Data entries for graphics
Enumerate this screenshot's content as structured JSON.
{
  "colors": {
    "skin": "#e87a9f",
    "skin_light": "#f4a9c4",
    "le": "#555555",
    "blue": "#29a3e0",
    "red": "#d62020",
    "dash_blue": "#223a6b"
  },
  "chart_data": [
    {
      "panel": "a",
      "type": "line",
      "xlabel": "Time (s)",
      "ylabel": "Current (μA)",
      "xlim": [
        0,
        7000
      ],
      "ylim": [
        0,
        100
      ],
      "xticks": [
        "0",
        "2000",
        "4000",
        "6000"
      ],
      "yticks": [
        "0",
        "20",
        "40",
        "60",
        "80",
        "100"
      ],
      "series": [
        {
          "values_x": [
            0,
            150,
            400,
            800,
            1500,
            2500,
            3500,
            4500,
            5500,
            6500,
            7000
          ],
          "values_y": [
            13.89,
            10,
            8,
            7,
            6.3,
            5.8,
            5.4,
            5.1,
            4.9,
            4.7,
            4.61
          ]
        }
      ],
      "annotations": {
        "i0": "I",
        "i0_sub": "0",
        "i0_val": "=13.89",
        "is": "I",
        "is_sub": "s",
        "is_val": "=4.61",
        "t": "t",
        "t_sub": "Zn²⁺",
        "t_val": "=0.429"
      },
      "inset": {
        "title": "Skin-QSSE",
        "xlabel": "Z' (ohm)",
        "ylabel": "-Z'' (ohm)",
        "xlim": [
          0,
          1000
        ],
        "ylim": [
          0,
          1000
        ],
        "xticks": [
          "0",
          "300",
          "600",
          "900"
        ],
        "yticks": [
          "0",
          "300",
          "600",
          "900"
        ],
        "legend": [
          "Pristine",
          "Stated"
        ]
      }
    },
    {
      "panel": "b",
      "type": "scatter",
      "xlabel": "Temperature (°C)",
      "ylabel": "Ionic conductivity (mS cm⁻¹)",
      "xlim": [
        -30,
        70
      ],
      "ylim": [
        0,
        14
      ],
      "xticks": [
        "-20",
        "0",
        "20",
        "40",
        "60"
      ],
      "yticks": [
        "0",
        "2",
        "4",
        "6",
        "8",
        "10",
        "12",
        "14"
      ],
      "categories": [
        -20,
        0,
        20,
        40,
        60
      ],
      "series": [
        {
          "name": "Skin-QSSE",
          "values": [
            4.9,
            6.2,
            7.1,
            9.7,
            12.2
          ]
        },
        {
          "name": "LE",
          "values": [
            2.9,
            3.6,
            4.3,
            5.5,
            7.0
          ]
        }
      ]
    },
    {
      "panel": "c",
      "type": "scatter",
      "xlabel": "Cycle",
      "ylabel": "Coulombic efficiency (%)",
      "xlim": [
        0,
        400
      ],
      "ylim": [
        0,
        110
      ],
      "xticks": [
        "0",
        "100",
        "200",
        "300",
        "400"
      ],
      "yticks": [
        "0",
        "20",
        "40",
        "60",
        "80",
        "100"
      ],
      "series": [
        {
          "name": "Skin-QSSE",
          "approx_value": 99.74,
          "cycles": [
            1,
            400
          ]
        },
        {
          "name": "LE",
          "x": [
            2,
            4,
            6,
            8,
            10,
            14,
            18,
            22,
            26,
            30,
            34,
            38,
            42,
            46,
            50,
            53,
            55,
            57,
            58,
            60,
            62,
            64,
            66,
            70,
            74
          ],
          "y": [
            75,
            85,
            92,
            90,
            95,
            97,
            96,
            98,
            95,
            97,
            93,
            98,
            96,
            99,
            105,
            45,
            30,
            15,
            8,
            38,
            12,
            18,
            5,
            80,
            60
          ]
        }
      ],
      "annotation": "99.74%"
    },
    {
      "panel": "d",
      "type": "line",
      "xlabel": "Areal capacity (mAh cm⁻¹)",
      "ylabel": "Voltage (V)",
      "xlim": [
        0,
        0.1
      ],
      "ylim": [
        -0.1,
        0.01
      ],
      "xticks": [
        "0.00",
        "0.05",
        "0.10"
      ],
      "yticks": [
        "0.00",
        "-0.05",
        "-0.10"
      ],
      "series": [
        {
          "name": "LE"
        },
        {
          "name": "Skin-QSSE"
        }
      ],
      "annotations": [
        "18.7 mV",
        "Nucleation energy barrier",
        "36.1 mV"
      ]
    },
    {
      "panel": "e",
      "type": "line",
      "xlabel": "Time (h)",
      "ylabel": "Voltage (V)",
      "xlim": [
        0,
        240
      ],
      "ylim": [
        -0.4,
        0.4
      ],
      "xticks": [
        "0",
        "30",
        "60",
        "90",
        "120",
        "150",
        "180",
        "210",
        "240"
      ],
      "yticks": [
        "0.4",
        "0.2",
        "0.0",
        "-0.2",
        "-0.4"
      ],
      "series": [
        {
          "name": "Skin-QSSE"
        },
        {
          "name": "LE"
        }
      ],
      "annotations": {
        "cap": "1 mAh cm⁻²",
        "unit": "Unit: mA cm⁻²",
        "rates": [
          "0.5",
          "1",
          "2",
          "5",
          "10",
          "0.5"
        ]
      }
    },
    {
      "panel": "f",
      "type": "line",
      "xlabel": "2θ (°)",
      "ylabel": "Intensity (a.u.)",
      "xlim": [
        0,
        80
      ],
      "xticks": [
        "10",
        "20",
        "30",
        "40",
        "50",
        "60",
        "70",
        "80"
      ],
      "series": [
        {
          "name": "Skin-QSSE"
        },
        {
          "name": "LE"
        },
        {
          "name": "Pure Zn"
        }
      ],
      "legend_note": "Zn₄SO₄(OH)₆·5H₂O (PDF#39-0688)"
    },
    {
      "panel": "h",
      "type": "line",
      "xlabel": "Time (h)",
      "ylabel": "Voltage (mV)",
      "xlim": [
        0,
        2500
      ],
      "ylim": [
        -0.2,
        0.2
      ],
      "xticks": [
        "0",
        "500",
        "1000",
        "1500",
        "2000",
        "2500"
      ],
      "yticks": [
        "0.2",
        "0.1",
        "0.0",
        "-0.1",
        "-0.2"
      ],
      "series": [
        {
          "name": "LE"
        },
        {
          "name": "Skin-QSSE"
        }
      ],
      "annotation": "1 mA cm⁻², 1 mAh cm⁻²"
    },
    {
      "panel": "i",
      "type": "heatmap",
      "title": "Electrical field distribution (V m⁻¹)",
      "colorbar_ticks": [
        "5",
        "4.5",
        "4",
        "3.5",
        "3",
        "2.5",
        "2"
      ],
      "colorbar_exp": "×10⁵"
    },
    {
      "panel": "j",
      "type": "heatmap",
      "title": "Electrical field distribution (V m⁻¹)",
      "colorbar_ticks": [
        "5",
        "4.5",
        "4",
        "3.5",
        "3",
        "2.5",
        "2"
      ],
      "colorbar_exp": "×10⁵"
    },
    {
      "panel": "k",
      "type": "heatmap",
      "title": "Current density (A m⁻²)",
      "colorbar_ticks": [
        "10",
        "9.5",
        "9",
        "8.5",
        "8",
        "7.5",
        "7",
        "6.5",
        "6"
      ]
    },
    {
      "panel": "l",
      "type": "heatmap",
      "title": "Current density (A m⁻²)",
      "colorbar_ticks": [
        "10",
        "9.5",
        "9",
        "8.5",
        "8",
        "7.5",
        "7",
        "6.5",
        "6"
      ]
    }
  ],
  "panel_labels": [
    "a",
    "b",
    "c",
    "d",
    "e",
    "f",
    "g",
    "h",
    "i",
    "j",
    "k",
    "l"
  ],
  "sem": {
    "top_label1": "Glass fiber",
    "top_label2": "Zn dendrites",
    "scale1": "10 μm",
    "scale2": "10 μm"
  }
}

Task details
In the material above, find each line that contains the word "xlabel", and select it.

Response to this task
      "xlabel": "Time (s)",
        "xlabel": "Z' (ohm)",
      "xlabel": "Temperature (°C)",
      "xlabel": "Cycle",
      "xlabel": "Areal capacity (mAh cm⁻¹)",
      "xlabel": "Time (h)",
      "xlabel": "2θ (°)",
      "xlabel": "Time (h)",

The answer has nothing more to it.